----- Task data

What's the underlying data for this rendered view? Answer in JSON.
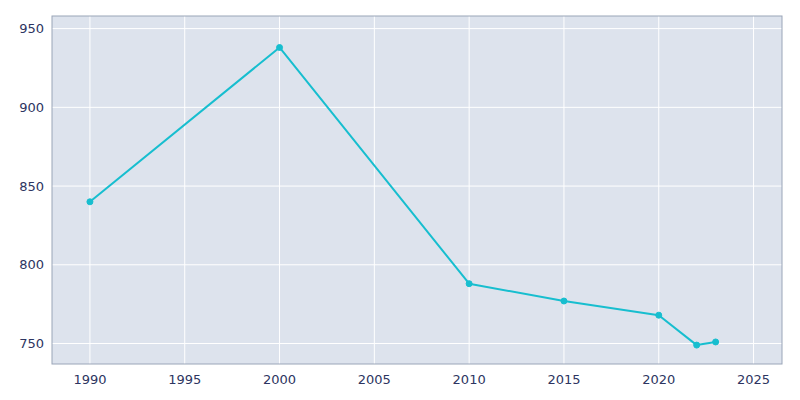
{
  "chart_data": {
    "type": "line",
    "x": [
      1990,
      2000,
      2010,
      2015,
      2020,
      2022,
      2023
    ],
    "values": [
      840,
      938,
      788,
      777,
      768,
      749,
      751
    ],
    "color": "#17becf",
    "marker": "circle",
    "xlim": [
      1988,
      2026.5
    ],
    "ylim": [
      737,
      958
    ],
    "xticks": [
      1990,
      1995,
      2000,
      2005,
      2010,
      2015,
      2020,
      2025
    ],
    "yticks": [
      750,
      800,
      850,
      900,
      950
    ],
    "grid": true
  }
}
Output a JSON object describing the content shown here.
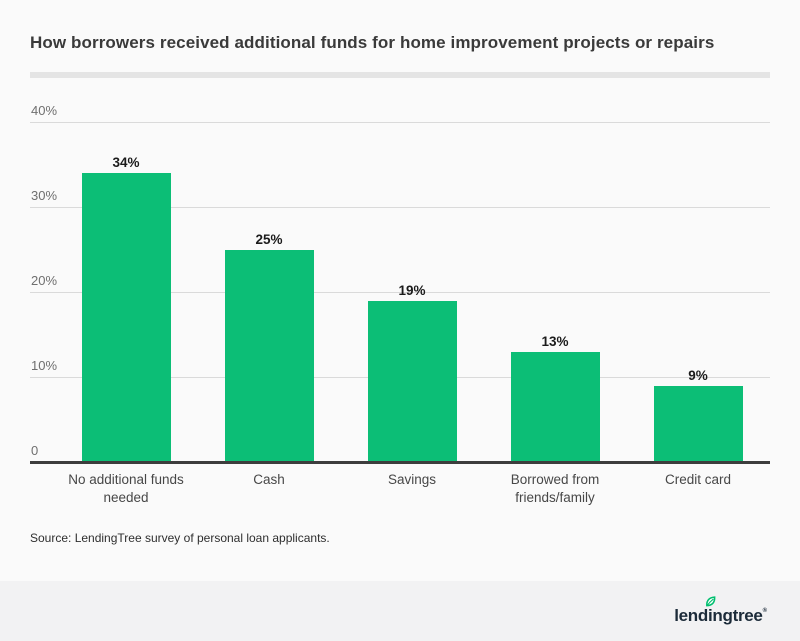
{
  "page": {
    "background": "#fafafa",
    "footer_background": "#f2f2f3"
  },
  "header": {
    "title": "How borrowers received additional funds for home improvement projects or repairs"
  },
  "chart_data": {
    "type": "bar",
    "title": "How borrowers received additional funds for home improvement projects or repairs",
    "categories": [
      "No additional funds needed",
      "Cash",
      "Savings",
      "Borrowed from friends/family",
      "Credit card"
    ],
    "category_lines": [
      [
        "No additional funds",
        "needed"
      ],
      [
        "Cash"
      ],
      [
        "Savings"
      ],
      [
        "Borrowed from",
        "friends/family"
      ],
      [
        "Credit card"
      ]
    ],
    "values": [
      34,
      25,
      19,
      13,
      9
    ],
    "value_labels": [
      "34%",
      "25%",
      "19%",
      "13%",
      "9%"
    ],
    "y_ticks": [
      {
        "value": 0,
        "label": "0"
      },
      {
        "value": 10,
        "label": "10%"
      },
      {
        "value": 20,
        "label": "20%"
      },
      {
        "value": 30,
        "label": "30%"
      },
      {
        "value": 40,
        "label": "40%"
      }
    ],
    "ylim": [
      0,
      40
    ],
    "xlabel": "",
    "ylabel": "",
    "grid": true,
    "legend": "none",
    "bar_color": "#0cbe76",
    "gridline_color": "#dadada",
    "baseline_color": "#3d3d3d"
  },
  "source": {
    "text": "Source: LendingTree survey of personal loan applicants."
  },
  "footer": {
    "logo": {
      "pre": "lend",
      "i_char": "i",
      "post": "ngtree",
      "mark": "®"
    }
  }
}
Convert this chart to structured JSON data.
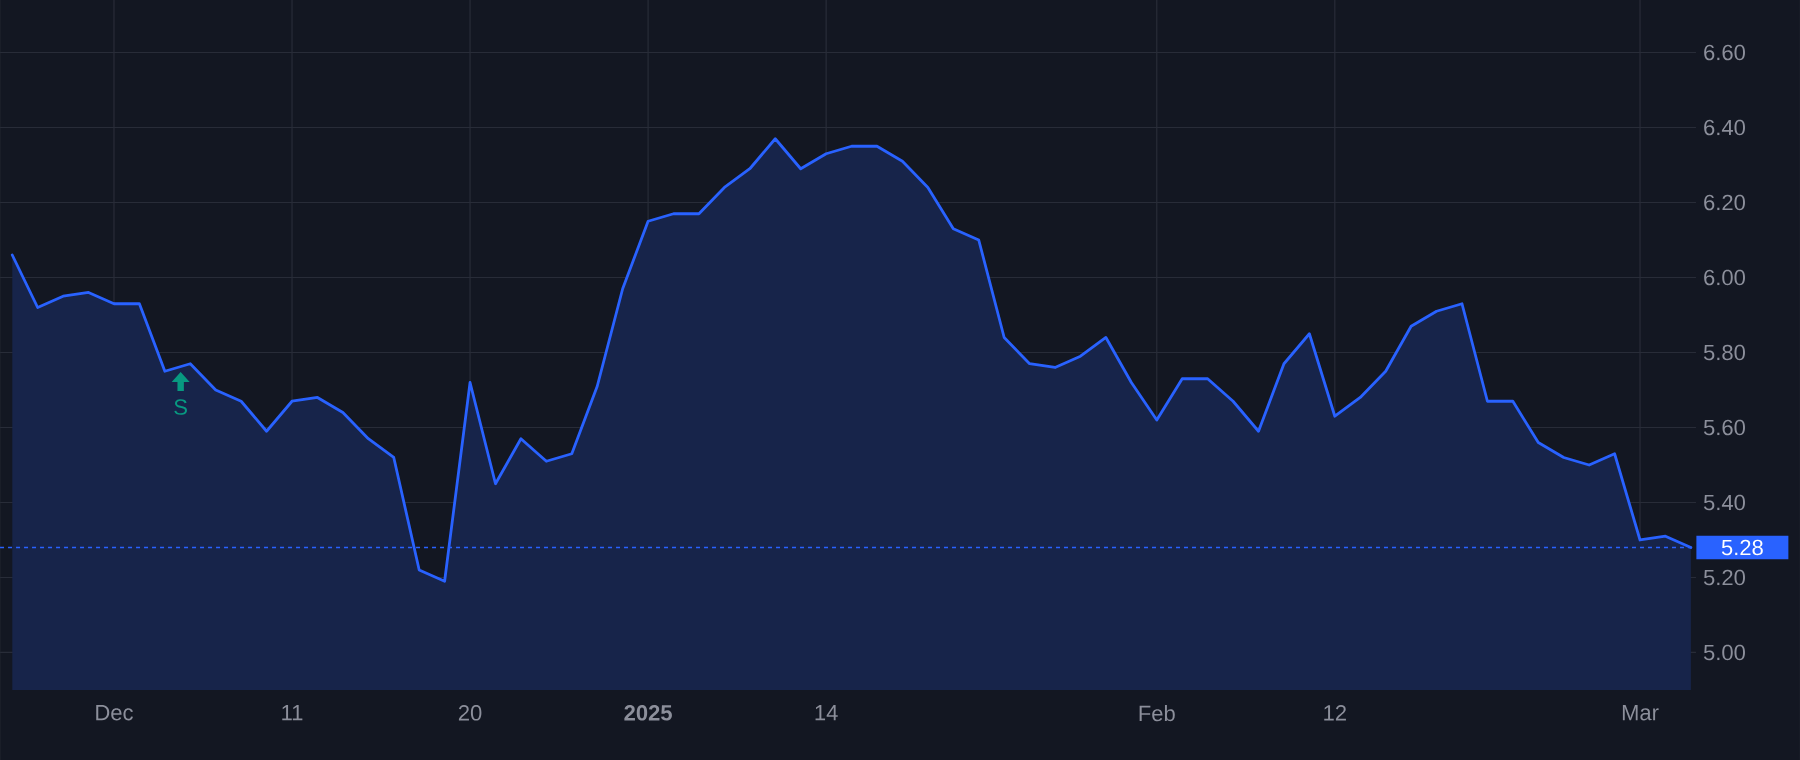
{
  "chart_data": {
    "type": "area",
    "categories": [
      null,
      null,
      null,
      null,
      "Dec",
      null,
      null,
      null,
      null,
      null,
      null,
      "11",
      null,
      null,
      null,
      null,
      null,
      null,
      "20",
      null,
      null,
      null,
      null,
      null,
      null,
      "**2025**",
      null,
      null,
      null,
      null,
      null,
      null,
      "14",
      null,
      null,
      null,
      null,
      null,
      null,
      null,
      null,
      null,
      null,
      null,
      null,
      "Feb",
      null,
      null,
      null,
      null,
      null,
      null,
      "12",
      null,
      null,
      null,
      null,
      null,
      null,
      null,
      null,
      null,
      null,
      null,
      "Mar",
      null,
      null
    ],
    "values": [
      6.06,
      5.92,
      5.95,
      5.96,
      5.93,
      5.93,
      5.75,
      5.77,
      5.7,
      5.67,
      5.59,
      5.67,
      5.68,
      5.64,
      5.57,
      5.52,
      5.22,
      5.19,
      5.72,
      5.45,
      5.57,
      5.51,
      5.53,
      5.71,
      5.97,
      6.15,
      6.17,
      6.17,
      6.24,
      6.29,
      6.37,
      6.29,
      6.33,
      6.35,
      6.35,
      6.31,
      6.24,
      6.13,
      6.1,
      5.84,
      5.77,
      5.76,
      5.79,
      5.84,
      5.72,
      5.62,
      5.73,
      5.73,
      5.67,
      5.59,
      5.77,
      5.85,
      5.63,
      5.68,
      5.75,
      5.87,
      5.91,
      5.93,
      5.67,
      5.67,
      5.56,
      5.52,
      5.5,
      5.53,
      5.3,
      5.31,
      5.28
    ],
    "color": "#2962ff",
    "ylim": [
      4.9,
      6.74
    ],
    "yticks": [
      {
        "value": 5.0,
        "label": "5.00"
      },
      {
        "value": 5.2,
        "label": "5.20"
      },
      {
        "value": 5.4,
        "label": "5.40"
      },
      {
        "value": 5.6,
        "label": "5.60"
      },
      {
        "value": 5.8,
        "label": "5.80"
      },
      {
        "value": 6.0,
        "label": "6.00"
      },
      {
        "value": 6.2,
        "label": "6.20"
      },
      {
        "value": 6.4,
        "label": "6.40"
      },
      {
        "value": 6.6,
        "label": "6.60"
      }
    ],
    "grid": true,
    "ref_lines": [
      {
        "axis": "y",
        "value": 5.28,
        "label": "5.28",
        "color": "#2962ff",
        "line_style": "dashed"
      }
    ],
    "annotations": [
      "S"
    ]
  }
}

----------

# Stated task:
From the entries above, select each line containing the string "borrowers".

# Correct result:
    "title": "How borrowers received additional funds for home improvement projects or repairs"
    "title": "How borrowers received additional funds for home improvement projects or repairs",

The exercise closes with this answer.